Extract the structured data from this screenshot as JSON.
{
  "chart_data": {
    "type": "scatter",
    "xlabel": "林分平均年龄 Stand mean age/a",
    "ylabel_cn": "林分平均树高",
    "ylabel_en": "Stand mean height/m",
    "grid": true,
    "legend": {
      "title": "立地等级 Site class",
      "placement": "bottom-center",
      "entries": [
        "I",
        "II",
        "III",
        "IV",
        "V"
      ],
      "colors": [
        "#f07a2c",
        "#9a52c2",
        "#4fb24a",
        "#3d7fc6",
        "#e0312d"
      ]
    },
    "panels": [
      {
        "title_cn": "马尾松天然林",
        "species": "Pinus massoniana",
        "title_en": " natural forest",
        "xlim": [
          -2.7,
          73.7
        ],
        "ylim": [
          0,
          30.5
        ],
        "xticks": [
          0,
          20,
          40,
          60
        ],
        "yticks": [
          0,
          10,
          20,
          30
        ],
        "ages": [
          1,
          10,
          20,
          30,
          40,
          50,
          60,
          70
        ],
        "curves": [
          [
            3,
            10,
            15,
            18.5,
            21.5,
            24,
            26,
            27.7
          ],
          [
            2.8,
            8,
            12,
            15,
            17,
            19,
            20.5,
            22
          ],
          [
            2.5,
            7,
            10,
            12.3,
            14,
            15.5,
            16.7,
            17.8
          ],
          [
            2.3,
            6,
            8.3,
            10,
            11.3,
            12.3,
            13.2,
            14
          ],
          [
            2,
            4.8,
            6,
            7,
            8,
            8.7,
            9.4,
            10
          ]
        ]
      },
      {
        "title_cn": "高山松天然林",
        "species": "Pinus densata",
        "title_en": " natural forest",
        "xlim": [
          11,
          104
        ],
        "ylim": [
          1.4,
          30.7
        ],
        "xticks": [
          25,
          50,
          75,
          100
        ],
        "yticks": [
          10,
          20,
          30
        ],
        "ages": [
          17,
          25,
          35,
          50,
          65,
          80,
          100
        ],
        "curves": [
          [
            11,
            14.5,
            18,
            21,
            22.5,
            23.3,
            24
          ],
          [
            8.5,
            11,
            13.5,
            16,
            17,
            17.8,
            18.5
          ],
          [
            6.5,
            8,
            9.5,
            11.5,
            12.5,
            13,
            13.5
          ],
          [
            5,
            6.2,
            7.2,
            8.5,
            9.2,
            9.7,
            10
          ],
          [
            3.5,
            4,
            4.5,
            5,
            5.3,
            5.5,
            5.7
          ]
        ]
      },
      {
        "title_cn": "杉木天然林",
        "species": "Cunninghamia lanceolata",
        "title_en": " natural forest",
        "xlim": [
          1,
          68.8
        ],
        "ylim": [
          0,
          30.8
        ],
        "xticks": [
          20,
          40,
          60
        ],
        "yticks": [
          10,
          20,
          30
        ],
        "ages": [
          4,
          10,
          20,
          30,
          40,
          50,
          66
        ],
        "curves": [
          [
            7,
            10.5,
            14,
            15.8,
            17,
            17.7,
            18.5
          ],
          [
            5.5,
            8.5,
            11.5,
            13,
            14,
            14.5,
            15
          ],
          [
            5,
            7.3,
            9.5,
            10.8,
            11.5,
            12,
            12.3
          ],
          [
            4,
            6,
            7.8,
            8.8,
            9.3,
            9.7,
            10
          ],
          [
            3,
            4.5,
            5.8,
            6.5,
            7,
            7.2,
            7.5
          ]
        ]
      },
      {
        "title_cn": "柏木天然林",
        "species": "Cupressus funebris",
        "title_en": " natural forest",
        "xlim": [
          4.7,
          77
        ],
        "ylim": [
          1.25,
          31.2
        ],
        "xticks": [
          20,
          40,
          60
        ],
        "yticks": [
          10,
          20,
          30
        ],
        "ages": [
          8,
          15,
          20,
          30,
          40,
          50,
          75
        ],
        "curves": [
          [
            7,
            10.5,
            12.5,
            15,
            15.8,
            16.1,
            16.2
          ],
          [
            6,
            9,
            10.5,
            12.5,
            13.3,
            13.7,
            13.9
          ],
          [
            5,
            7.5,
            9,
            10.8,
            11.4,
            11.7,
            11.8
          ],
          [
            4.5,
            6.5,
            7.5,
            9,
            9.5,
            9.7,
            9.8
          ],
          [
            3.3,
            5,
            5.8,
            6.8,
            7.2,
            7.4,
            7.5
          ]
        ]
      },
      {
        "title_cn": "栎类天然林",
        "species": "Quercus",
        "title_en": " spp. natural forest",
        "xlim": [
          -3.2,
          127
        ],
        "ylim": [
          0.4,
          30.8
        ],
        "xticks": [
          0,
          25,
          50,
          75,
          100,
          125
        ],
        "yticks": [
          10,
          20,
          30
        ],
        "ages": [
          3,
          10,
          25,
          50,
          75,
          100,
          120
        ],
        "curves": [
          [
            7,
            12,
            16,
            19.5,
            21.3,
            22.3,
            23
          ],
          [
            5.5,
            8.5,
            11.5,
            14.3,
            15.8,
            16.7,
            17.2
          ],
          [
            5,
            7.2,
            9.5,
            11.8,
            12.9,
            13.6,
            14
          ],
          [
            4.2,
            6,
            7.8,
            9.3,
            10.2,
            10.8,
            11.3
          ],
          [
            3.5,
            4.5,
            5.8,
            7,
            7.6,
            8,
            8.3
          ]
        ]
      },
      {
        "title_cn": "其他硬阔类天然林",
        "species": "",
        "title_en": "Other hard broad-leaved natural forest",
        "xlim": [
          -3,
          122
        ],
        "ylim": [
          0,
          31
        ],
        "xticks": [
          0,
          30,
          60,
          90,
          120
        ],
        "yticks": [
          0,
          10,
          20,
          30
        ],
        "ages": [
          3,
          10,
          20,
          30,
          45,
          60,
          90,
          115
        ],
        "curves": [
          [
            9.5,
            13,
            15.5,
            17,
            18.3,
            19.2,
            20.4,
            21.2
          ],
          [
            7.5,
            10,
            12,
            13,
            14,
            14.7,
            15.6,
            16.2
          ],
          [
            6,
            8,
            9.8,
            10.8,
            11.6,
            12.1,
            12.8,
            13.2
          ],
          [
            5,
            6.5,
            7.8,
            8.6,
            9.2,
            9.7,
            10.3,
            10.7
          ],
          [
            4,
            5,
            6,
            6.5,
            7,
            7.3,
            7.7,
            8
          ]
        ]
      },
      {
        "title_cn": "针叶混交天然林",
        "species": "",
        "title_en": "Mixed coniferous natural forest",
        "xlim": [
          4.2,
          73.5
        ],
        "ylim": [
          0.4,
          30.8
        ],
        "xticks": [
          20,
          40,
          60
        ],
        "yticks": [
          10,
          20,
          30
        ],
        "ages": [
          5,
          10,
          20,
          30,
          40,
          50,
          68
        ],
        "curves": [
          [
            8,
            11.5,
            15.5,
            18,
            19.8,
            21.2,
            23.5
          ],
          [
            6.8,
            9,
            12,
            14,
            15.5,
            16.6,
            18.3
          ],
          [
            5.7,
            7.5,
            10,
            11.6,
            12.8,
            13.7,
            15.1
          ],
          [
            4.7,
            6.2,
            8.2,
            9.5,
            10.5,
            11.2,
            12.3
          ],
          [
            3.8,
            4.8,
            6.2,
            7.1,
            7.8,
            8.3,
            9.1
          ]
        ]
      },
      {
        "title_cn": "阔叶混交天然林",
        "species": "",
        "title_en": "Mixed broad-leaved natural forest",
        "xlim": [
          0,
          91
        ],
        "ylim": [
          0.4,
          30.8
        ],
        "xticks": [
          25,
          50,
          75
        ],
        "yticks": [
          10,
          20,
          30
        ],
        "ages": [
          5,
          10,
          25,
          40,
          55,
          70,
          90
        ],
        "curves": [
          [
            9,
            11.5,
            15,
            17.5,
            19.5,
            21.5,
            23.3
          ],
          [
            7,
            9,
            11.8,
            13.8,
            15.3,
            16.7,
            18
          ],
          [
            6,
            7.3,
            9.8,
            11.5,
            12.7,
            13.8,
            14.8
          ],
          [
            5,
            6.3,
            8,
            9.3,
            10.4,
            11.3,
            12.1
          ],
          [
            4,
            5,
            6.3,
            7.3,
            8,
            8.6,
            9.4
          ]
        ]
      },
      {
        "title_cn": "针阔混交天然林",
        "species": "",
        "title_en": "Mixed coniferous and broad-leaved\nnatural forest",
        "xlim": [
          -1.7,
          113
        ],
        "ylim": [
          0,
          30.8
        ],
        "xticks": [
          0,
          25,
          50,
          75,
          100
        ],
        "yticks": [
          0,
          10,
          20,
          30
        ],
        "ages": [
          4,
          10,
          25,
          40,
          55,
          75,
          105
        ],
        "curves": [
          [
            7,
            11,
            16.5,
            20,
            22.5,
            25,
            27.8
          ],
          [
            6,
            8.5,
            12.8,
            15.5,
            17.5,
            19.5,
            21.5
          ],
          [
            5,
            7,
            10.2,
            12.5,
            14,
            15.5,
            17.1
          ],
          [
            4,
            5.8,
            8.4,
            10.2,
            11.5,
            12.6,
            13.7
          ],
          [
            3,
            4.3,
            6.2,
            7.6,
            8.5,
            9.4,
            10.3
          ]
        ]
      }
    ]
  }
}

|---|

→ WHAT YOU WILL DO: Whichever lines contain the string "Mixed", select and copy them.

→ WRITTEN SOLUTION:
        "title_en": "Mixed coniferous natural forest",
        "title_en": "Mixed broad-leaved natural forest",
        "title_en": "Mixed coniferous and broad-leaved\nnatural forest",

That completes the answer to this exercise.